----- Excerpted passage

Long-Term Conversions

Star Fleet Universe Discussion Board: Federation & Empire: F&E INPUT: F&E Proposals Forum: Long-Term Conversions
By Ahmad Abdel-Hameed (Madarab) on Sunday, January 08, 2012 - 06:54 pm: Edit

(433.5) Long-Term Conversions

(433.50) Races who needed to save money often turned to long-term conversions as a way to do so.
(433.51) A race using a long-term conversion first declares how long the conversion will take in the conversion step and pays the first EP at that time.
(433.52) Long-term Conversion saves one EP for each extra turn taken.
(433.53) A race using Long-term conversion must pay at least 1 EP each turn. Failure to do so cancels the conversion and the points previously applied are lost.
(433.54) A given SB can perform as many long-term and regular conversions as its capacity allows (ie: 3 points for a regular SB and 5 for a Major Conversion Facility).
(433.541) A race may only make major conversions at a designated Major Conversion Facility.
(433.55) A race may at any time pay the full cost of the conversion to convert the ship. The previously paid EPs are lost.
(433.56) Conversion During Repair may not be used at the same time as long-term conversions. A ship must be completely repaired before conversion commences.
(433.57) If the conversion facility is attacked during the conversion, the ship undergoing conversion may fight as a crippled unit with all that entails.
(433.571) If the conversion facility is attacked, the ship undergoing long-term conversion can be attacked with directed damage regardless of whether or not it is in the battle force.
(433.572) If the ship undergoing long-term conversion retreats from its conversion hex it is treated as a crippled unit (and must be included in any pursuit battle). The points paid towards its conversion are lost and it must be repaired before it can be later converted.

By Michael Tisdel (Jtisdel) on Sunday, January 08, 2012 - 07:54 pm: Edit

Two questions...

----------

What to produce:
Could you change "Major Conversion Facility" to "Major Refit Facility" in the Long-Term Conversions proposal between "(433.51) A race" and "EPs are lost.", inclusive, and give that part again?

----- Stored rows

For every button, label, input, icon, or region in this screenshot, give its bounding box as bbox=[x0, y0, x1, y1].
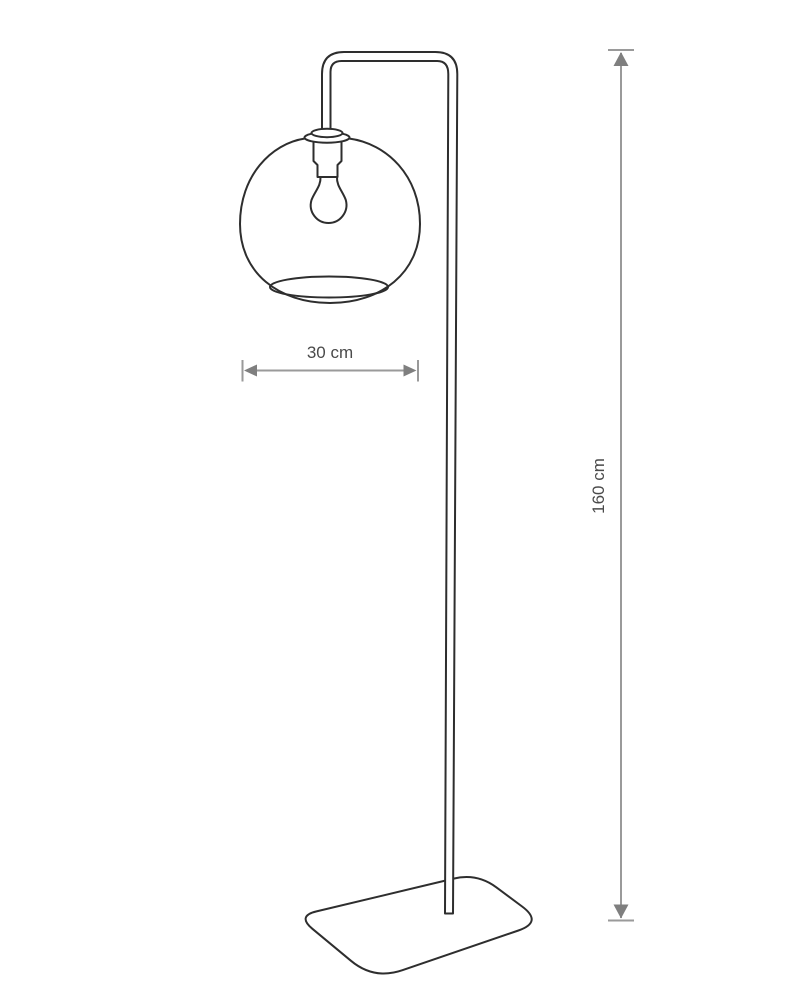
shade-collar-cap bbox=[312, 129, 343, 137]
diagram-svg: 30 cm 160 cm bbox=[0, 0, 800, 1000]
height-dimension: 160 cm bbox=[589, 50, 634, 921]
lamp-base bbox=[306, 877, 532, 973]
height-bottom-arrow-icon bbox=[614, 905, 629, 919]
width-left-arrow-icon bbox=[244, 365, 257, 377]
light-bulb bbox=[311, 177, 347, 223]
shade-opening-rim bbox=[270, 277, 388, 298]
width-dimension: 30 cm bbox=[243, 343, 419, 382]
bulb-socket bbox=[314, 140, 342, 177]
height-top-arrow-icon bbox=[614, 52, 629, 66]
lamp-drawing bbox=[240, 52, 532, 974]
product-dimension-diagram: 30 cm 160 cm bbox=[0, 0, 800, 1000]
width-right-arrow-icon bbox=[404, 365, 417, 377]
lamp-pole bbox=[322, 52, 457, 914]
height-dimension-label: 160 cm bbox=[589, 458, 608, 514]
width-dimension-label: 30 cm bbox=[307, 343, 353, 362]
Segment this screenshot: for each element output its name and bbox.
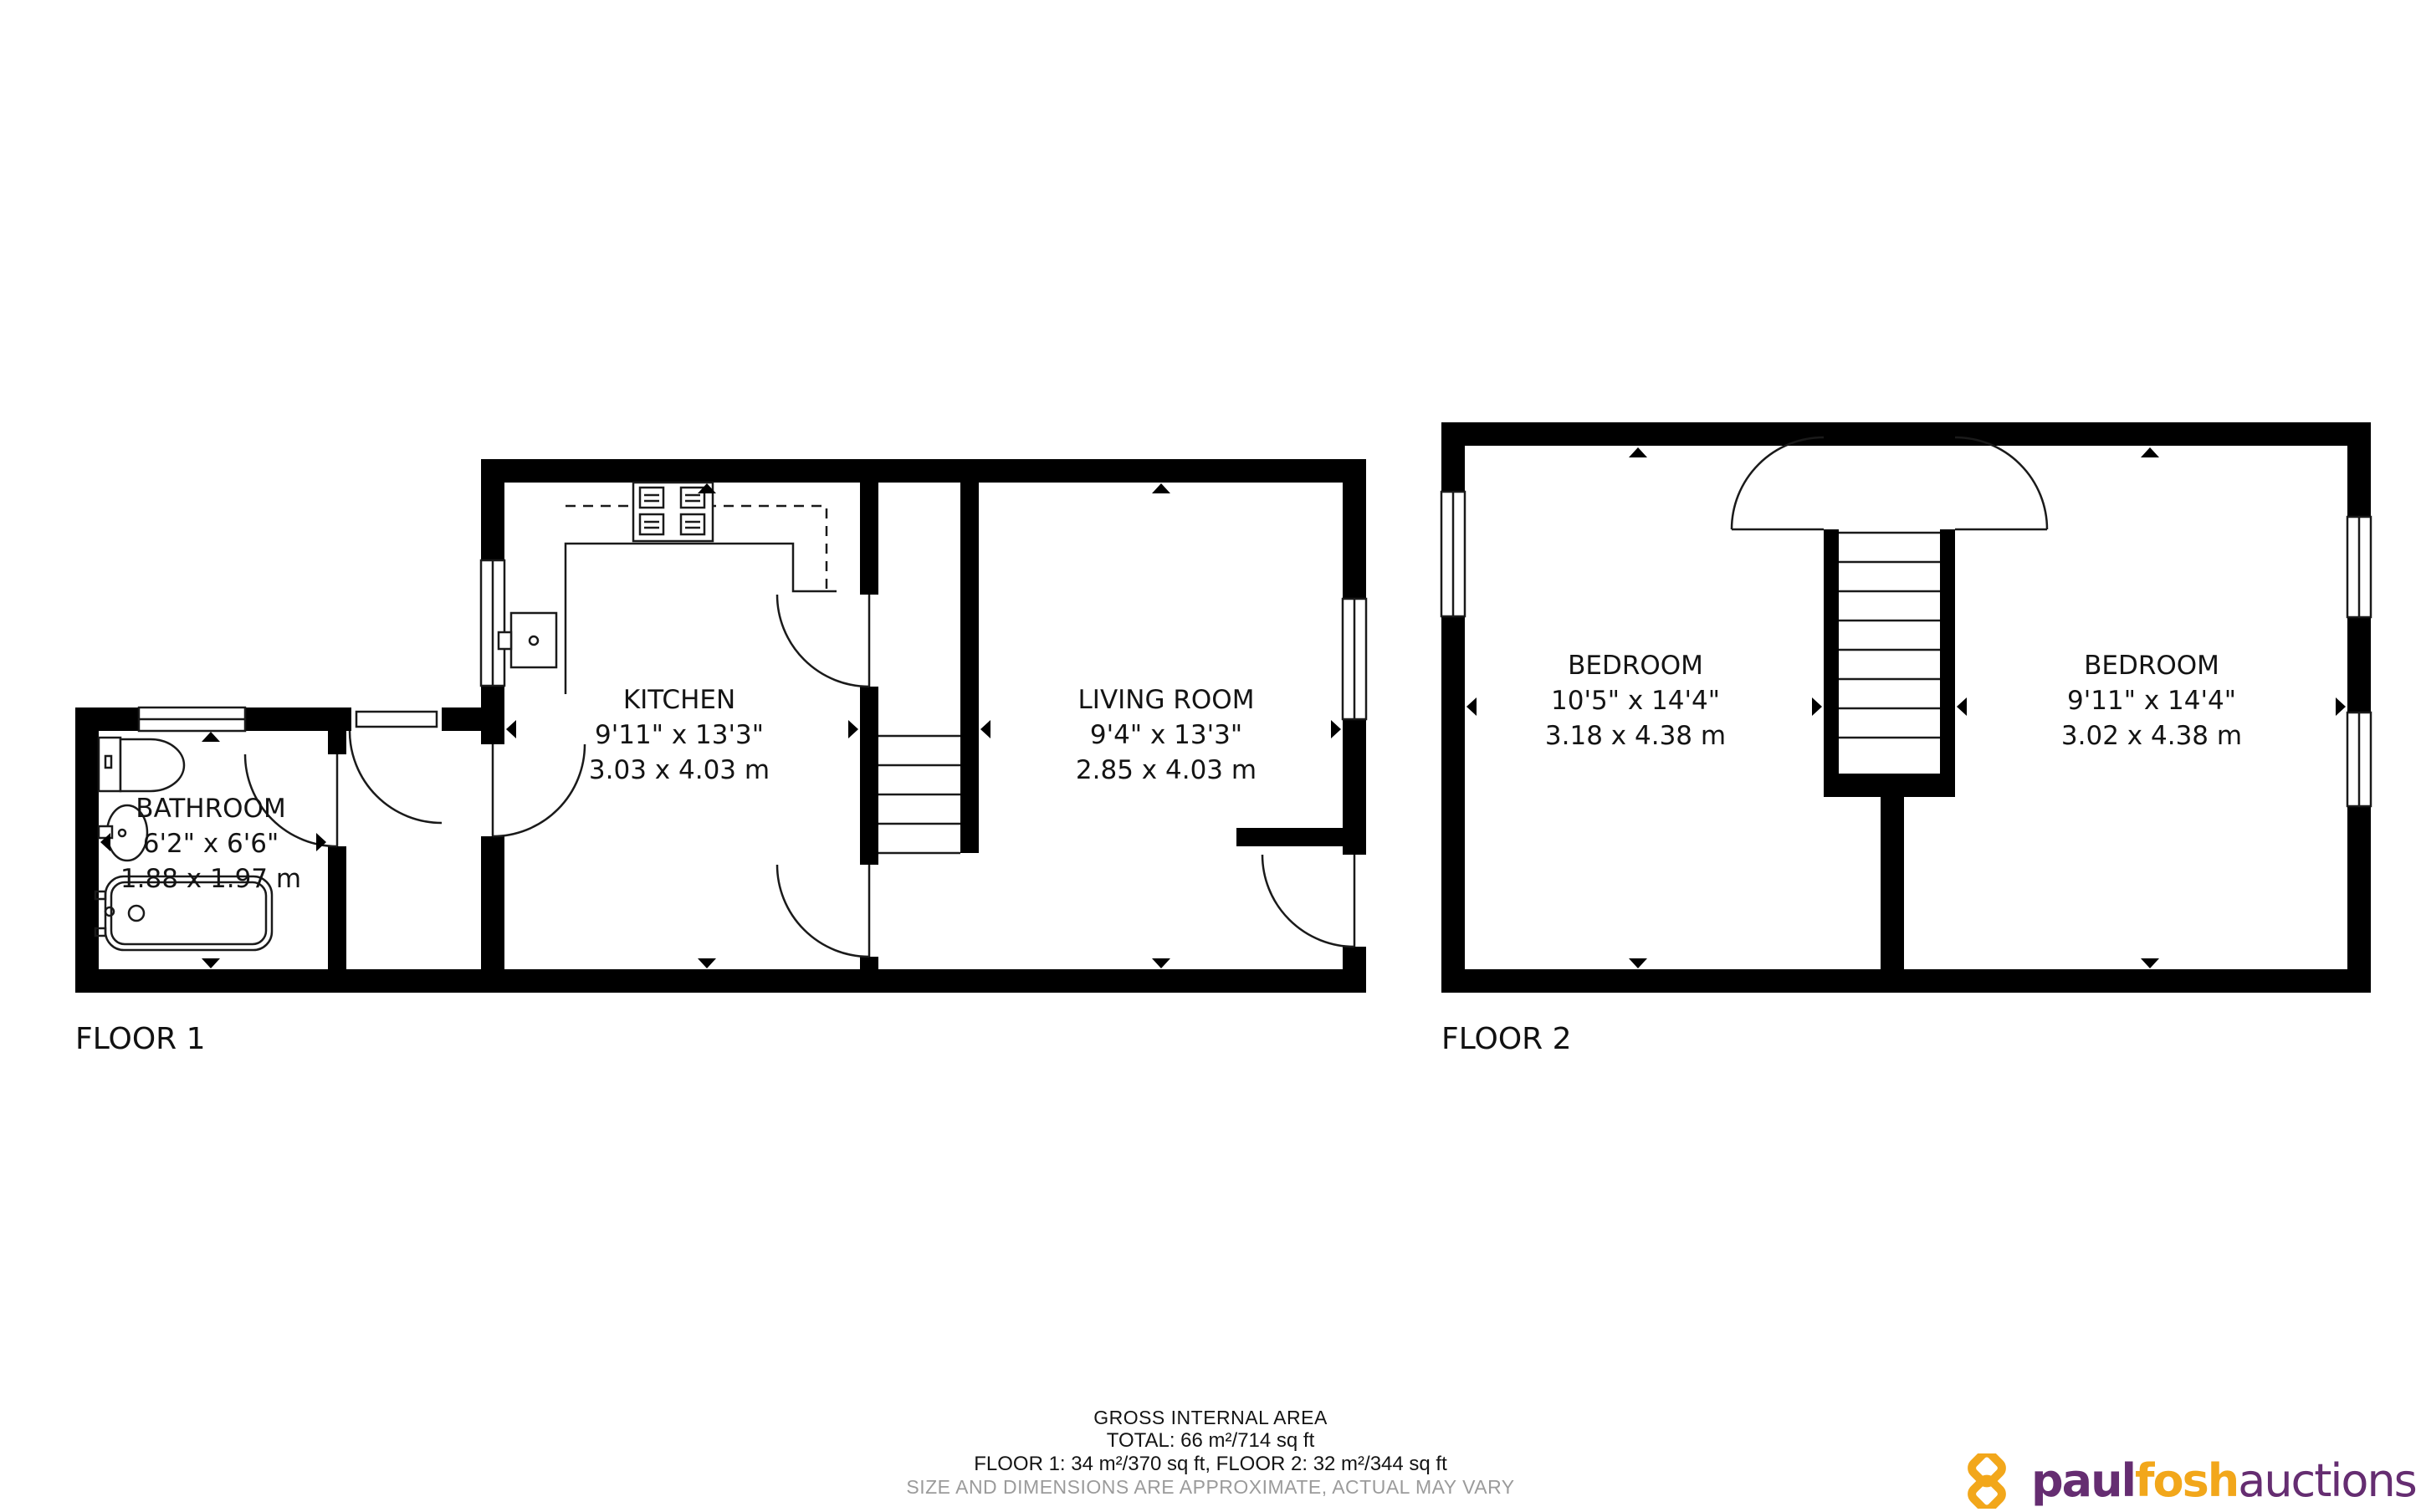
bedroom-right-window-lower-icon: [2347, 713, 2371, 806]
logo-auctions: auctions: [2238, 1454, 2416, 1507]
kitchen-name: KITCHEN: [589, 682, 770, 718]
logo-fosh: fosh: [2135, 1454, 2238, 1507]
kitchen-sink-icon: [499, 613, 556, 667]
bathroom-name: BATHROOM: [120, 791, 301, 826]
kitchen-lower-door-icon: [777, 865, 869, 957]
floor2-doors: [1732, 437, 2047, 529]
bathroom-dims-imperial: 6'2" x 6'6": [120, 826, 301, 861]
bedroom-right-name: BEDROOM: [2061, 648, 2242, 683]
floor2-title: FLOOR 2: [1441, 1022, 1572, 1056]
bedroom-left-label: BEDROOM 10'5" x 14'4" 3.18 x 4.38 m: [1545, 648, 1726, 753]
kitchen-window-icon: [481, 560, 504, 686]
paul-fosh-logo-icon: [1958, 1453, 2016, 1509]
bedroom-right-door-icon: [1955, 437, 2047, 529]
bedroom-left-dims-metric: 3.18 x 4.38 m: [1545, 718, 1726, 753]
entrance-door-leaf: [356, 712, 437, 727]
toilet-icon: [99, 738, 184, 791]
bedroom-left-name: BEDROOM: [1545, 648, 1726, 683]
floorplan-page: BATHROOM 6'2" x 6'6" 1.88 x 1.97 m KITCH…: [0, 0, 2421, 1512]
bedroom-right-window-upper-icon: [2347, 517, 2371, 617]
footer-total: TOTAL: 66 m²/714 sq ft: [0, 1429, 2421, 1453]
bathroom-dims-metric: 1.88 x 1.97 m: [120, 861, 301, 896]
living-room-window-icon: [1343, 599, 1366, 719]
living-room-name: LIVING ROOM: [1076, 682, 1257, 718]
floor1-title: FLOOR 1: [75, 1022, 206, 1056]
living-room-dims-imperial: 9'4" x 13'3": [1076, 718, 1257, 753]
kitchen-dims-metric: 3.03 x 4.03 m: [589, 753, 770, 788]
bathroom-window-icon: [139, 707, 245, 731]
bedroom-right-label: BEDROOM 9'11" x 14'4" 3.02 x 4.38 m: [2061, 648, 2242, 753]
living-room-dims-metric: 2.85 x 4.03 m: [1076, 753, 1257, 788]
living-room-label: LIVING ROOM 9'4" x 13'3" 2.85 x 4.03 m: [1076, 682, 1257, 788]
entrance-door-swing-icon: [350, 731, 442, 823]
kitchen-upper-door-icon: [777, 595, 869, 687]
bedroom-left-dims-imperial: 10'5" x 14'4": [1545, 683, 1726, 718]
floor2-stairs-icon: [1839, 533, 1940, 738]
paul-fosh-auctions-logo: paulfoshauctions: [1958, 1453, 2416, 1509]
logo-wordmark: paulfoshauctions: [2031, 1453, 2416, 1509]
kitchen-dims-imperial: 9'11" x 13'3": [589, 718, 770, 753]
footer-title: GROSS INTERNAL AREA: [0, 1407, 2421, 1429]
bedroom-left-door-icon: [1732, 437, 1824, 529]
bedroom-right-dims-imperial: 9'11" x 14'4": [2061, 683, 2242, 718]
bedroom-left-window-icon: [1441, 492, 1465, 616]
hall-to-kitchen-door-icon: [493, 744, 585, 836]
front-door-icon: [1262, 855, 1354, 947]
kitchen-label: KITCHEN 9'11" x 13'3" 3.03 x 4.03 m: [589, 682, 770, 788]
bedroom-right-dims-metric: 3.02 x 4.38 m: [2061, 718, 2242, 753]
bathroom-label: BATHROOM 6'2" x 6'6" 1.88 x 1.97 m: [120, 791, 301, 896]
logo-paul: paul: [2031, 1454, 2135, 1507]
floor1-stairs-icon: [878, 736, 960, 853]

----------

Output of the exercise:
(433.51) A race using a long-term conversion first declares how long the conversion will take in the conversion step and pays the first EP at that time.
(433.52) Long-term Conversion saves one EP for each extra turn taken.
(433.53) A race using Long-term conversion must pay at least 1 EP each turn. Failure to do so cancels the conversion and the points previously applied are lost.
(433.54) A given SB can perform as many long-term and regular conversions as its capacity allows (ie: 3 points for a regular SB and 5 for a Major Refit Facility).
(433.541) A race may only make major conversions at a designated Major Refit Facility.
(433.55) A race may at any time pay the full cost of the conversion to convert the ship. The previously paid EPs are lost.